Data records:
※ ※ ※

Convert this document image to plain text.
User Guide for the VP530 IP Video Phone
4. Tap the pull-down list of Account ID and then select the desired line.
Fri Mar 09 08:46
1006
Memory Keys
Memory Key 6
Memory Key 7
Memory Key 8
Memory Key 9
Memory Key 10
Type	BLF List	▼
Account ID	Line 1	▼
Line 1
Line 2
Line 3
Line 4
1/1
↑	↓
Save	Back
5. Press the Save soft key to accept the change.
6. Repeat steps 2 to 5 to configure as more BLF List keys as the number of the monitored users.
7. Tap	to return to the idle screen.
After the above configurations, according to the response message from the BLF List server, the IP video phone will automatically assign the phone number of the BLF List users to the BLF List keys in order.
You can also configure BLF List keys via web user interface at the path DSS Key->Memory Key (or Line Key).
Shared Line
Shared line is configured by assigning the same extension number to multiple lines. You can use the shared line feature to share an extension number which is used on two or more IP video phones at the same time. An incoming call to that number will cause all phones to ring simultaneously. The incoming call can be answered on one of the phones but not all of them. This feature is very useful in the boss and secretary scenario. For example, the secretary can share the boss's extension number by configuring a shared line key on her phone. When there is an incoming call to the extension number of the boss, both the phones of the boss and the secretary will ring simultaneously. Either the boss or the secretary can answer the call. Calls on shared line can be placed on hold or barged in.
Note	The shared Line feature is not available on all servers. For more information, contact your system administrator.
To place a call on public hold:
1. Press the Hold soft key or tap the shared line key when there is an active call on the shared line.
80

※ ※ ※

- _Instructions to follow_
Gather all lines of the records that include the word "users".

- _Solution to the problem_
6. Repeat steps 2 to 5 to configure as more BLF List keys as the number of the monitored users.
After the above configurations, according to the response message from the BLF List server, the IP video phone will automatically assign the phone number of the BLF List users to the BLF List keys in order.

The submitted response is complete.